### The input
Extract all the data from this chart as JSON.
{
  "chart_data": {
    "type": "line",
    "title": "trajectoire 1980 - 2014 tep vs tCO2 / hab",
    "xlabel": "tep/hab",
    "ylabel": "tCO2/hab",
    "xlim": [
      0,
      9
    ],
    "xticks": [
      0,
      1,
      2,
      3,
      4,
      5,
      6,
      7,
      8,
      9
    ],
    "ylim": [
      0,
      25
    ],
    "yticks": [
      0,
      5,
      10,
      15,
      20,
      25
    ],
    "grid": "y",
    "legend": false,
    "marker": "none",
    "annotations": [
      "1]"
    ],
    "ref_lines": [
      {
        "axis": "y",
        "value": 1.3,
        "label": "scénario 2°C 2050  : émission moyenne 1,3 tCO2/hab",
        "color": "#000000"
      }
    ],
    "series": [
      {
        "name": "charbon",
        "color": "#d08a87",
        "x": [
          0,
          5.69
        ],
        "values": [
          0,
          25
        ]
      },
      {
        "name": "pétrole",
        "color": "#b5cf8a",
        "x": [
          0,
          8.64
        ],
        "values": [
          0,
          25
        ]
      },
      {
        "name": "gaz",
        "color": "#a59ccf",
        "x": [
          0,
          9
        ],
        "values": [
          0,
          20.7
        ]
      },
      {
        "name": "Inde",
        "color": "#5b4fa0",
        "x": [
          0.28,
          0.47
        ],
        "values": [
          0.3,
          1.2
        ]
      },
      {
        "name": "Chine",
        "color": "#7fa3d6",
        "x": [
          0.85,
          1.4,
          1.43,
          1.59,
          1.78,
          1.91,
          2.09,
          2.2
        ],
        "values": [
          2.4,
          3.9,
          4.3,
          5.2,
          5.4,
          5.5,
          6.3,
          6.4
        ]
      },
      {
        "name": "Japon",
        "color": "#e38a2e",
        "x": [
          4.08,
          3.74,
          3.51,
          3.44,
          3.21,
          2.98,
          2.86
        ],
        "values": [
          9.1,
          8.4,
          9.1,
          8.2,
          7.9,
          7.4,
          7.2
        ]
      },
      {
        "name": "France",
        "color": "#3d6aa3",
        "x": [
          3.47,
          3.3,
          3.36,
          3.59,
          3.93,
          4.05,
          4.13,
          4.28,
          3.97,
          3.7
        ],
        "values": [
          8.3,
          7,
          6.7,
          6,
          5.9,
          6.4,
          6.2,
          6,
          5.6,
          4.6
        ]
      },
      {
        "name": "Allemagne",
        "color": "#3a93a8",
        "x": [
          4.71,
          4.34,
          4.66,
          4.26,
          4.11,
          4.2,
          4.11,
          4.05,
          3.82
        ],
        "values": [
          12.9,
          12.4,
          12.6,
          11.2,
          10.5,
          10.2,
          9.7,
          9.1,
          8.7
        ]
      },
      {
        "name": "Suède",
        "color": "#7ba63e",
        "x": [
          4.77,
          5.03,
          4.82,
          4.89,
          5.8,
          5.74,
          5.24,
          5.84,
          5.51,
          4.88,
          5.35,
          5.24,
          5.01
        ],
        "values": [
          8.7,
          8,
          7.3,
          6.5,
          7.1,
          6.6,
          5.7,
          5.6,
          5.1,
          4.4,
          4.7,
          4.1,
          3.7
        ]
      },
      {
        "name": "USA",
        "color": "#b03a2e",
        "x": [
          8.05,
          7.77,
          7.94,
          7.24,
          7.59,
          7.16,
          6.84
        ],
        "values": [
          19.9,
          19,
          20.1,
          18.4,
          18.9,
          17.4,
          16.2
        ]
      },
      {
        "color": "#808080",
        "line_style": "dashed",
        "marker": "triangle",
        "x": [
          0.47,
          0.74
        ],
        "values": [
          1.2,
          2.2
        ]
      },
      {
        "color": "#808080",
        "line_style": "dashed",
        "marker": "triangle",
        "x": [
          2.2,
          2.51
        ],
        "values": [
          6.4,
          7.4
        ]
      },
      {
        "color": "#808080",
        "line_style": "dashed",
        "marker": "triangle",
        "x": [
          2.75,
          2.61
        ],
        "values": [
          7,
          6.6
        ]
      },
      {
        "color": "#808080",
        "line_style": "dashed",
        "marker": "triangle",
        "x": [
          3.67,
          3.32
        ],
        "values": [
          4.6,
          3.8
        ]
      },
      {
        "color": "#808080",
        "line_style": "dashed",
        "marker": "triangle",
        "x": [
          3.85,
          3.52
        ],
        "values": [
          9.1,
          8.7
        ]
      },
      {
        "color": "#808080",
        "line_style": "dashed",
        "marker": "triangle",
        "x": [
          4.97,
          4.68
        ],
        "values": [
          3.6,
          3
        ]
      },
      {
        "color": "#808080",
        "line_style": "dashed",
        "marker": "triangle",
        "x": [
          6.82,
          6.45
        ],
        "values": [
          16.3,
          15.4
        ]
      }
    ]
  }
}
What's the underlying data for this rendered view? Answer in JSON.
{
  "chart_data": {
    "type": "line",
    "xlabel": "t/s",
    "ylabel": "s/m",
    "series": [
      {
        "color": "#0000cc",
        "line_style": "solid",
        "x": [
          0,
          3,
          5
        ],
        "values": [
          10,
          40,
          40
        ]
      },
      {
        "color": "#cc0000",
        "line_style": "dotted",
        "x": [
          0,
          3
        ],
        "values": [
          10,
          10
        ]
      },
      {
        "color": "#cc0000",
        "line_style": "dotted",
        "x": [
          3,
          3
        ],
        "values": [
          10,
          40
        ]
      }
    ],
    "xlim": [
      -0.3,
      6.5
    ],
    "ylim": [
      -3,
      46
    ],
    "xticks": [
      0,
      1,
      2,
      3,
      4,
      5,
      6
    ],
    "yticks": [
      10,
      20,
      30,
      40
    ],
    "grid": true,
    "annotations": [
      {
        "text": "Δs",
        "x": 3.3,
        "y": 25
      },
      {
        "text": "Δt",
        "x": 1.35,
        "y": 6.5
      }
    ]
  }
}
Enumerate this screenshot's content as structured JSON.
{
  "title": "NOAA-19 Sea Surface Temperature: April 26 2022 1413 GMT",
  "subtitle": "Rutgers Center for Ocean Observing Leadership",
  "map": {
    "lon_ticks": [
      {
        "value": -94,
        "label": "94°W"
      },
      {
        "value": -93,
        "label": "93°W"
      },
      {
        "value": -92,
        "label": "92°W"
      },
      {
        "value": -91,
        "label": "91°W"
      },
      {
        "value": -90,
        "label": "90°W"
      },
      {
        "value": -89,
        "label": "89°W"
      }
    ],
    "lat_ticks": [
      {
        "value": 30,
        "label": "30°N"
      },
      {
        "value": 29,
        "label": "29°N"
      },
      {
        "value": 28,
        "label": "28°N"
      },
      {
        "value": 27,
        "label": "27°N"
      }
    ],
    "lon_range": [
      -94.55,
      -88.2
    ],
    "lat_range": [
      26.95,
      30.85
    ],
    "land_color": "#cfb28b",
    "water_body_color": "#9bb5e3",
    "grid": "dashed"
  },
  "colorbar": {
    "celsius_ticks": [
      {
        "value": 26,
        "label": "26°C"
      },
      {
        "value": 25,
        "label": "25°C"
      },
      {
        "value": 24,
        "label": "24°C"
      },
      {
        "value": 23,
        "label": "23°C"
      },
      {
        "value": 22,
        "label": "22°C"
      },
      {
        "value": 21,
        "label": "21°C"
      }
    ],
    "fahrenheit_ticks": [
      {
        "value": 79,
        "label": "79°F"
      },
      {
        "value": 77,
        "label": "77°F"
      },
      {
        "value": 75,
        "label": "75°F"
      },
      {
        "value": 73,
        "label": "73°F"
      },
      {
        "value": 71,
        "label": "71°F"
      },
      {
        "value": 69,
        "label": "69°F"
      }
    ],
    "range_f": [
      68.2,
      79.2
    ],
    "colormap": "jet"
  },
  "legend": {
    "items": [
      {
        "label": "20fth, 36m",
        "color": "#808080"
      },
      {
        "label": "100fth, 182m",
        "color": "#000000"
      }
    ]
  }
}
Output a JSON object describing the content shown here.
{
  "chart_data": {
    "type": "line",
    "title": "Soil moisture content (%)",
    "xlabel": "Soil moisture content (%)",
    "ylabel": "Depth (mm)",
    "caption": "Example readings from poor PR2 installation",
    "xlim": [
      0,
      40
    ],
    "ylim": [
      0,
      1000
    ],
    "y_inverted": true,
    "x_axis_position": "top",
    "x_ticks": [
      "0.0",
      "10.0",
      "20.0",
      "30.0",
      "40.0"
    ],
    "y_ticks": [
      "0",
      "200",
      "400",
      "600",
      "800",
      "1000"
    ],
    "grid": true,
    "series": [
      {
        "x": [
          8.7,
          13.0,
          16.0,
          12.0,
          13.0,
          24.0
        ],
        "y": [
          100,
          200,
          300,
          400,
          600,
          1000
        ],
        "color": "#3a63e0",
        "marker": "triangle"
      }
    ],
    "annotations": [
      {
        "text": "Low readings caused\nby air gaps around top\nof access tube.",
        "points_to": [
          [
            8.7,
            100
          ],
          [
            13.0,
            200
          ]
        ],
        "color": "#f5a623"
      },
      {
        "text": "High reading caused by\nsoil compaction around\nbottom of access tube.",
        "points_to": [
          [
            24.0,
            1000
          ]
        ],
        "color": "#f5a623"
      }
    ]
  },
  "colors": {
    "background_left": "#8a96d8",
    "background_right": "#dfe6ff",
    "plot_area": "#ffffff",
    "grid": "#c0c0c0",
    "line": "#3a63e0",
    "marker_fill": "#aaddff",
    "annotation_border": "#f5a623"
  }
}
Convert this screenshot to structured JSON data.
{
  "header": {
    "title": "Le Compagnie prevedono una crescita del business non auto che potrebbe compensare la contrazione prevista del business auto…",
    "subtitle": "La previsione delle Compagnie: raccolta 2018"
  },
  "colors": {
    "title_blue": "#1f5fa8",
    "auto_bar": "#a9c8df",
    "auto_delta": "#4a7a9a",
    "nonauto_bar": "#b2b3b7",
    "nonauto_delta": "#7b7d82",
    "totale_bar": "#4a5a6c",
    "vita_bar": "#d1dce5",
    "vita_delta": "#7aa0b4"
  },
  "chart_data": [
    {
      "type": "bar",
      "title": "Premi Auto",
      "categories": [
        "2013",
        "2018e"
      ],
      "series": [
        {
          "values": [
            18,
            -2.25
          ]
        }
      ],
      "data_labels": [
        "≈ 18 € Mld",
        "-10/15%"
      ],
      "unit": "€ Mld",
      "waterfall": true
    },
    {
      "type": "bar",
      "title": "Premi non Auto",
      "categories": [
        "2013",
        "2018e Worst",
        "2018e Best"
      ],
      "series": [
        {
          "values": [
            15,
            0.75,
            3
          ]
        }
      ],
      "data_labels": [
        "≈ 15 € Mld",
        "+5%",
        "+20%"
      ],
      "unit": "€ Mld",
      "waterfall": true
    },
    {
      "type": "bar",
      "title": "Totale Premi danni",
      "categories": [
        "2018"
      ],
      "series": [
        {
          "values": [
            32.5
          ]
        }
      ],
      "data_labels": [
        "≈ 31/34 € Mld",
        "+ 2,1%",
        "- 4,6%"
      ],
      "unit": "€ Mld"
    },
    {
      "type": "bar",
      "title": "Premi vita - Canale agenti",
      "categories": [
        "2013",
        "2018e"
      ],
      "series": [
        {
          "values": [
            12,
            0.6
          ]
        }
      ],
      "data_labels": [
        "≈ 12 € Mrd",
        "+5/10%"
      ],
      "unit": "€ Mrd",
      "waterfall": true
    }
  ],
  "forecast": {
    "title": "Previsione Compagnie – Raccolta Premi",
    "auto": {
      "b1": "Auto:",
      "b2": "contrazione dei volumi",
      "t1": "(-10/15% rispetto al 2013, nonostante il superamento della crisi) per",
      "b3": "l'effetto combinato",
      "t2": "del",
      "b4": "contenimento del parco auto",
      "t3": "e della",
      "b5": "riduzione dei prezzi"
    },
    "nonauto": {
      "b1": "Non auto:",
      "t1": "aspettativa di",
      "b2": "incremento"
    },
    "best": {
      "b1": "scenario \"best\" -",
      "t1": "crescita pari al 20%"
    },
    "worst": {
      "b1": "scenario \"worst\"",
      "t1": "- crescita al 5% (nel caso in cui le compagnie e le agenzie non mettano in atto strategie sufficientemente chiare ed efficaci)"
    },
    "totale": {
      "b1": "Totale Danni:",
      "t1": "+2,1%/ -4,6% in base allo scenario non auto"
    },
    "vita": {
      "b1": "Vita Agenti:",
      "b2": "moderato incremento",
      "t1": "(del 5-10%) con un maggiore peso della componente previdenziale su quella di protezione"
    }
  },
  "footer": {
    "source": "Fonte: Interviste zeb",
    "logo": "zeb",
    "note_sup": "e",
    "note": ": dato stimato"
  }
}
######
What is the number of lines in the records that contain the string "readings"? Give only that number.

2